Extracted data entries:
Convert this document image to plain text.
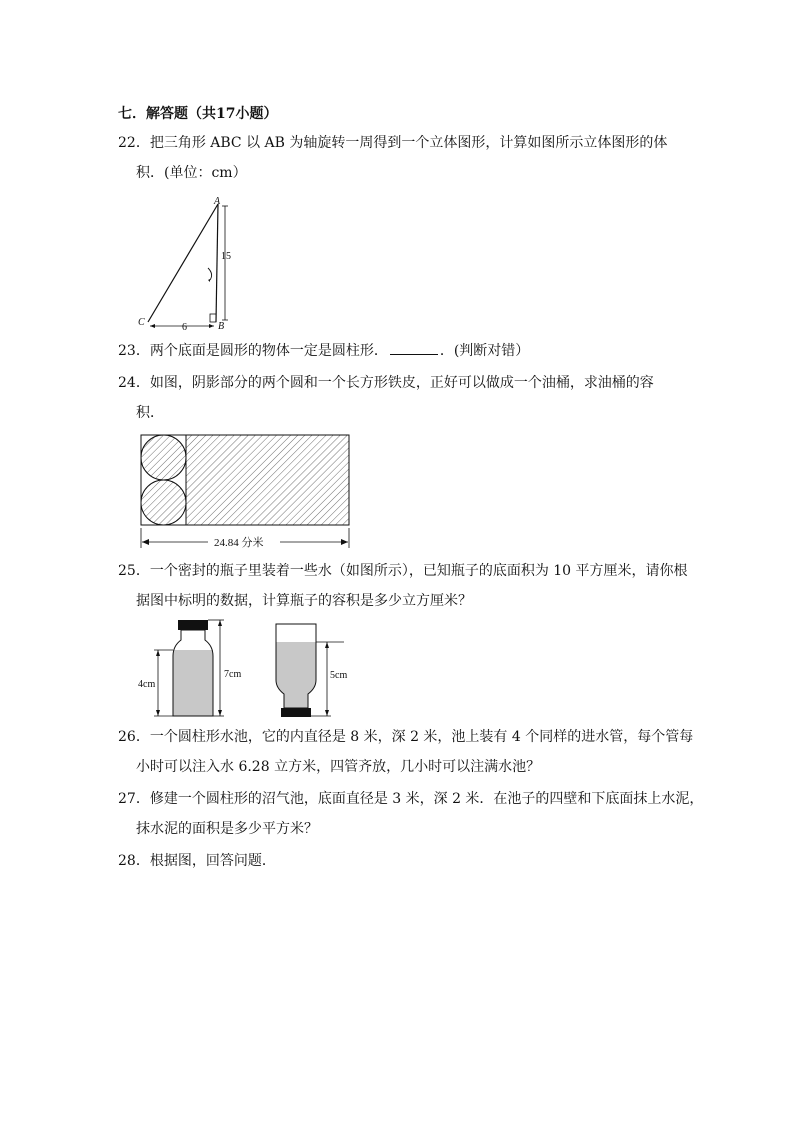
七．解答题（共17小题）
22．把三角形 ABC 以 AB 为轴旋转一周得到一个立体图形，计算如图所示立体图形的体
积．(单位：cm）
15
6
A
B
C
23．两个底面是圆形的物体一定是圆柱形．	．(判断对错）
24．如图，阴影部分的两个圆和一个长方形铁皮，正好可以做成一个油桶，求油桶的容
积．
24.84 分米
25．一个密封的瓶子里装着一些水（如图所示），已知瓶子的底面积为 10 平方厘米，请你根
据图中标明的数据，计算瓶子的容积是多少立方厘米？
4cm
7cm	5cm
26．一个圆柱形水池，它的内直径是 8 米，深 2 米，池上装有 4 个同样的进水管，每个管每
小时可以注入水 6.28 立方米，四管齐放，几小时可以注满水池？
27．修建一个圆柱形的沼气池，底面直径是 3 米，深 2 米．在池子的四壁和下底面抹上水泥，
抹水泥的面积是多少平方米？
28．根据图，回答问题．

§ OBJECTIVE
Give the data above again in full and unchanged, skipping the pictures.

§ TASK SOLUTION
Convert this document image to plain text.
七．解答题（共17小题）
22．把三角形 ABC 以 AB 为轴旋转一周得到一个立体图形，计算如图所示立体图形的体
积．(单位：cm）
15
6
A
B
C
23．两个底面是圆形的物体一定是圆柱形．	．(判断对错）
24．如图，阴影部分的两个圆和一个长方形铁皮，正好可以做成一个油桶，求油桶的容
积．
24.84 分米
25．一个密封的瓶子里装着一些水（如图所示），已知瓶子的底面积为 10 平方厘米，请你根
据图中标明的数据，计算瓶子的容积是多少立方厘米？
4cm
7cm	5cm
26．一个圆柱形水池，它的内直径是 8 米，深 2 米，池上装有 4 个同样的进水管，每个管每
小时可以注入水 6.28 立方米，四管齐放，几小时可以注满水池？
27．修建一个圆柱形的沼气池，底面直径是 3 米，深 2 米．在池子的四壁和下底面抹上水泥，
抹水泥的面积是多少平方米？
28．根据图，回答问题．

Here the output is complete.